** WHAT TO DO **
A faithful transcription of all the data is required.

** Figure dataset records **
====

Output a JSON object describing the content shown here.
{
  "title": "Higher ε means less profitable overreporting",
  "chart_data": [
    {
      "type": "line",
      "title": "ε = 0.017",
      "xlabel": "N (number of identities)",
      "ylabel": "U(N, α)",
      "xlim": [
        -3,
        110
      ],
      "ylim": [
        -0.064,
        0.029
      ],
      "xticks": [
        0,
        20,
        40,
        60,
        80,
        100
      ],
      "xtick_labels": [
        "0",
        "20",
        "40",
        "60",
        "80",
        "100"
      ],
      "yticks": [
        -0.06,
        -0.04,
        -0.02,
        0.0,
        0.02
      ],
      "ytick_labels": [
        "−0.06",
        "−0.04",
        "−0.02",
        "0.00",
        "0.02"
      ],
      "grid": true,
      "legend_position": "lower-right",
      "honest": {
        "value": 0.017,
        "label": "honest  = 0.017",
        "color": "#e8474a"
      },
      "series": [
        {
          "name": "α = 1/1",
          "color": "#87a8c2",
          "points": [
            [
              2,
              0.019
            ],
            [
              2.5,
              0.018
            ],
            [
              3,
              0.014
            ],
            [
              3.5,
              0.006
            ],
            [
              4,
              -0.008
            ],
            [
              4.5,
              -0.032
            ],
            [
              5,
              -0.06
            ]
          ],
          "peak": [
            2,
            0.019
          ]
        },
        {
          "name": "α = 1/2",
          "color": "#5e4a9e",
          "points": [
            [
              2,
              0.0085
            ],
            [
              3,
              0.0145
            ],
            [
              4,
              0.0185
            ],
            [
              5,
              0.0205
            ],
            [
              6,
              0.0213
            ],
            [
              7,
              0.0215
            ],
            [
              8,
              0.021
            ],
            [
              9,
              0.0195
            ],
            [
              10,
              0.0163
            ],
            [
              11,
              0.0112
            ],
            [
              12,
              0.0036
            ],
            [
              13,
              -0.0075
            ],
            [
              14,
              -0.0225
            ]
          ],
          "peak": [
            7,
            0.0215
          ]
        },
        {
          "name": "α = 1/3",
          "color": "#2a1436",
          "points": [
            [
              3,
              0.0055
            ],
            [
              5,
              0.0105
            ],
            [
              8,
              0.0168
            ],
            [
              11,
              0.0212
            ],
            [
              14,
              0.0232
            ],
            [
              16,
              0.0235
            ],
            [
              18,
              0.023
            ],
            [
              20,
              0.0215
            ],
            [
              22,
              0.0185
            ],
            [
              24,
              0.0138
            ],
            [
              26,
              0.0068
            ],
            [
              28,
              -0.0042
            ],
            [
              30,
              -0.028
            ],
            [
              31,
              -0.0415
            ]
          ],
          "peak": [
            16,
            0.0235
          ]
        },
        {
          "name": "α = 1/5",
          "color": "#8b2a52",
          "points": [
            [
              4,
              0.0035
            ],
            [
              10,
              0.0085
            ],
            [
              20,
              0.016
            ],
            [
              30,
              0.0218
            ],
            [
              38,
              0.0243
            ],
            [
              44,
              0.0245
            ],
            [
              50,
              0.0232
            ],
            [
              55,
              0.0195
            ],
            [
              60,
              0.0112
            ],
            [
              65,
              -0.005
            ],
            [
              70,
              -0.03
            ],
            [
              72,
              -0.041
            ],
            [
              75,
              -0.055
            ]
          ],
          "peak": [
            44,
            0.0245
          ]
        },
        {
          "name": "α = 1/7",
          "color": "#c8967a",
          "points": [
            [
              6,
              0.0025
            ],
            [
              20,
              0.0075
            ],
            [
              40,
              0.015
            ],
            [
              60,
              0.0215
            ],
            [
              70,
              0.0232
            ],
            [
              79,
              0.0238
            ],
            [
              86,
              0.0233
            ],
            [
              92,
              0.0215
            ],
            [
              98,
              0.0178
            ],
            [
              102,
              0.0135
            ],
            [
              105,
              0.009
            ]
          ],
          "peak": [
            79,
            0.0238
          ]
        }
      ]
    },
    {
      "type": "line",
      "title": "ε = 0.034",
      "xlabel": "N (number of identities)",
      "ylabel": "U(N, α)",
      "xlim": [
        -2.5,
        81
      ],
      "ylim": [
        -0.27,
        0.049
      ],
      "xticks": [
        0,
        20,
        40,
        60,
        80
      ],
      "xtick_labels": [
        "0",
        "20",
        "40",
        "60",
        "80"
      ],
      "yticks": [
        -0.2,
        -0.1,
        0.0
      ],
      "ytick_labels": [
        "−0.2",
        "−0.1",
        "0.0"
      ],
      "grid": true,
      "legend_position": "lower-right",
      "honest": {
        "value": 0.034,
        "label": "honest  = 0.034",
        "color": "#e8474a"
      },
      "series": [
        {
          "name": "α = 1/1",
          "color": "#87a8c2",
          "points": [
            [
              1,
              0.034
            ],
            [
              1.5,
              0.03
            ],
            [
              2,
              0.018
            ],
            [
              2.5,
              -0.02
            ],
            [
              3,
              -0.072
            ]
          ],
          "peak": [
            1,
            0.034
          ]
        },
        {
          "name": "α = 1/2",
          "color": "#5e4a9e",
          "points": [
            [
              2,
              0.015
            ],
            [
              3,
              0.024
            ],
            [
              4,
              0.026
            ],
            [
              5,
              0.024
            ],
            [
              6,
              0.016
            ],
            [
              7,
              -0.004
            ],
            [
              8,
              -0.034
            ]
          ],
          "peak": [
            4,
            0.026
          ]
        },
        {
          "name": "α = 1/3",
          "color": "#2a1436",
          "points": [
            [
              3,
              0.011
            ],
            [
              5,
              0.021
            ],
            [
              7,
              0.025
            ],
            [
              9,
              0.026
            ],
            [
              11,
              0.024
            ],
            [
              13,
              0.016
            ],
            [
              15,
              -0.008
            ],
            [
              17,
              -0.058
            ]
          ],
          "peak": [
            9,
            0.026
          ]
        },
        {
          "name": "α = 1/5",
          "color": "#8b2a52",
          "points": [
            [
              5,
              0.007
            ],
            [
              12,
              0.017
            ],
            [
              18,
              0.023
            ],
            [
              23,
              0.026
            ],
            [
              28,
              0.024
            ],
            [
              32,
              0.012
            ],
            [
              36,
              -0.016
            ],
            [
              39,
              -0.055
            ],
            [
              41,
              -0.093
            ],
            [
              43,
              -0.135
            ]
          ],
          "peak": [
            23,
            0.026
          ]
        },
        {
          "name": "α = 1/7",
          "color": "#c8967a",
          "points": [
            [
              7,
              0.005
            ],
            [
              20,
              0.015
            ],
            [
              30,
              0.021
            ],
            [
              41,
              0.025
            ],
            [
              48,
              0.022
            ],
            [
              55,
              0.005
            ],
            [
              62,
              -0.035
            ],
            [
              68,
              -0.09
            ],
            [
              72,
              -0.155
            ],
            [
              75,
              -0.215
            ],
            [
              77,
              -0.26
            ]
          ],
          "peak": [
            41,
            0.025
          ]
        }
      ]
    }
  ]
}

====

** THE REPLY **
Output a JSON object describing the content shown here.
{
  "title": "Higher ε means less profitable overreporting",
  "chart_data": [
    {
      "type": "line",
      "title": "ε = 0.017",
      "xlabel": "N (number of identities)",
      "ylabel": "U(N, α)",
      "xlim": [
        -3,
        110
      ],
      "ylim": [
        -0.064,
        0.029
      ],
      "xticks": [
        0,
        20,
        40,
        60,
        80,
        100
      ],
      "xtick_labels": [
        "0",
        "20",
        "40",
        "60",
        "80",
        "100"
      ],
      "yticks": [
        -0.06,
        -0.04,
        -0.02,
        0.0,
        0.02
      ],
      "ytick_labels": [
        "−0.06",
        "−0.04",
        "−0.02",
        "0.00",
        "0.02"
      ],
      "grid": true,
      "legend_position": "lower-right",
      "honest": {
        "value": 0.017,
        "label": "honest  = 0.017",
        "color": "#e8474a"
      },
      "series": [
        {
          "name": "α = 1/1",
          "color": "#87a8c2",
          "points": [
            [
              2,
              0.019
            ],
            [
              2.5,
              0.018
            ],
            [
              3,
              0.014
            ],
            [
              3.5,
              0.006
            ],
            [
              4,
              -0.008
            ],
            [
              4.5,
              -0.032
            ],
            [
              5,
              -0.06
            ]
          ],
          "peak": [
            2,
            0.019
          ]
        },
        {
          "name": "α = 1/2",
          "color": "#5e4a9e",
          "points": [
            [
              2,
              0.0085
            ],
            [
              3,
              0.0145
            ],
            [
              4,
              0.0185
            ],
            [
              5,
              0.0205
            ],
            [
              6,
              0.0213
            ],
            [
              7,
              0.0215
            ],
            [
              8,
              0.021
            ],
            [
              9,
              0.0195
            ],
            [
              10,
              0.0163
            ],
            [
              11,
              0.0112
            ],
            [
              12,
              0.0036
            ],
            [
              13,
              -0.0075
            ],
            [
              14,
              -0.0225
            ]
          ],
          "peak": [
            7,
            0.0215
          ]
        },
        {
          "name": "α = 1/3",
          "color": "#2a1436",
          "points": [
            [
              3,
              0.0055
            ],
            [
              5,
              0.0105
            ],
            [
              8,
              0.0168
            ],
            [
              11,
              0.0212
            ],
            [
              14,
              0.0232
            ],
            [
              16,
              0.0235
            ],
            [
              18,
              0.023
            ],
            [
              20,
              0.0215
            ],
            [
              22,
              0.0185
            ],
            [
              24,
              0.0138
            ],
            [
              26,
              0.0068
            ],
            [
              28,
              -0.0042
            ],
            [
              30,
              -0.028
            ],
            [
              31,
              -0.0415
            ]
          ],
          "peak": [
            16,
            0.0235
          ]
        },
        {
          "name": "α = 1/5",
          "color": "#8b2a52",
          "points": [
            [
              4,
              0.0035
            ],
            [
              10,
              0.0085
            ],
            [
              20,
              0.016
            ],
            [
              30,
              0.0218
            ],
            [
              38,
              0.0243
            ],
            [
              44,
              0.0245
            ],
            [
              50,
              0.0232
            ],
            [
              55,
              0.0195
            ],
            [
              60,
              0.0112
            ],
            [
              65,
              -0.005
            ],
            [
              70,
              -0.03
            ],
            [
              72,
              -0.041
            ],
            [
              75,
              -0.055
            ]
          ],
          "peak": [
            44,
            0.0245
          ]
        },
        {
          "name": "α = 1/7",
          "color": "#c8967a",
          "points": [
            [
              6,
              0.0025
            ],
            [
              20,
              0.0075
            ],
            [
              40,
              0.015
            ],
            [
              60,
              0.0215
            ],
            [
              70,
              0.0232
            ],
            [
              79,
              0.0238
            ],
            [
              86,
              0.0233
            ],
            [
              92,
              0.0215
            ],
            [
              98,
              0.0178
            ],
            [
              102,
              0.0135
            ],
            [
              105,
              0.009
            ]
          ],
          "peak": [
            79,
            0.0238
          ]
        }
      ]
    },
    {
      "type": "line",
      "title": "ε = 0.034",
      "xlabel": "N (number of identities)",
      "ylabel": "U(N, α)",
      "xlim": [
        -2.5,
        81
      ],
      "ylim": [
        -0.27,
        0.049
      ],
      "xticks": [
        0,
        20,
        40,
        60,
        80
      ],
      "xtick_labels": [
        "0",
        "20",
        "40",
        "60",
        "80"
      ],
      "yticks": [
        -0.2,
        -0.1,
        0.0
      ],
      "ytick_labels": [
        "−0.2",
        "−0.1",
        "0.0"
      ],
      "grid": true,
      "legend_position": "lower-right",
      "honest": {
        "value": 0.034,
        "label": "honest  = 0.034",
        "color": "#e8474a"
      },
      "series": [
        {
          "name": "α = 1/1",
          "color": "#87a8c2",
          "points": [
            [
              1,
              0.034
            ],
            [
              1.5,
              0.03
            ],
            [
              2,
              0.018
            ],
            [
              2.5,
              -0.02
            ],
            [
              3,
              -0.072
            ]
          ],
          "peak": [
            1,
            0.034
          ]
        },
        {
          "name": "α = 1/2",
          "color": "#5e4a9e",
          "points": [
            [
              2,
              0.015
            ],
            [
              3,
              0.024
            ],
            [
              4,
              0.026
            ],
            [
              5,
              0.024
            ],
            [
              6,
              0.016
            ],
            [
              7,
              -0.004
            ],
            [
              8,
              -0.034
            ]
          ],
          "peak": [
            4,
            0.026
          ]
        },
        {
          "name": "α = 1/3",
          "color": "#2a1436",
          "points": [
            [
              3,
              0.011
            ],
            [
              5,
              0.021
            ],
            [
              7,
              0.025
            ],
            [
              9,
              0.026
            ],
            [
              11,
              0.024
            ],
            [
              13,
              0.016
            ],
            [
              15,
              -0.008
            ],
            [
              17,
              -0.058
            ]
          ],
          "peak": [
            9,
            0.026
          ]
        },
        {
          "name": "α = 1/5",
          "color": "#8b2a52",
          "points": [
            [
              5,
              0.007
            ],
            [
              12,
              0.017
            ],
            [
              18,
              0.023
            ],
            [
              23,
              0.026
            ],
            [
              28,
              0.024
            ],
            [
              32,
              0.012
            ],
            [
              36,
              -0.016
            ],
            [
              39,
              -0.055
            ],
            [
              41,
              -0.093
            ],
            [
              43,
              -0.135
            ]
          ],
          "peak": [
            23,
            0.026
          ]
        },
        {
          "name": "α = 1/7",
          "color": "#c8967a",
          "points": [
            [
              7,
              0.005
            ],
            [
              20,
              0.015
            ],
            [
              30,
              0.021
            ],
            [
              41,
              0.025
            ],
            [
              48,
              0.022
            ],
            [
              55,
              0.005
            ],
            [
              62,
              -0.035
            ],
            [
              68,
              -0.09
            ],
            [
              72,
              -0.155
            ],
            [
              75,
              -0.215
            ],
            [
              77,
              -0.26
            ]
          ],
          "peak": [
            41,
            0.025
          ]
        }
      ]
    }
  ]
}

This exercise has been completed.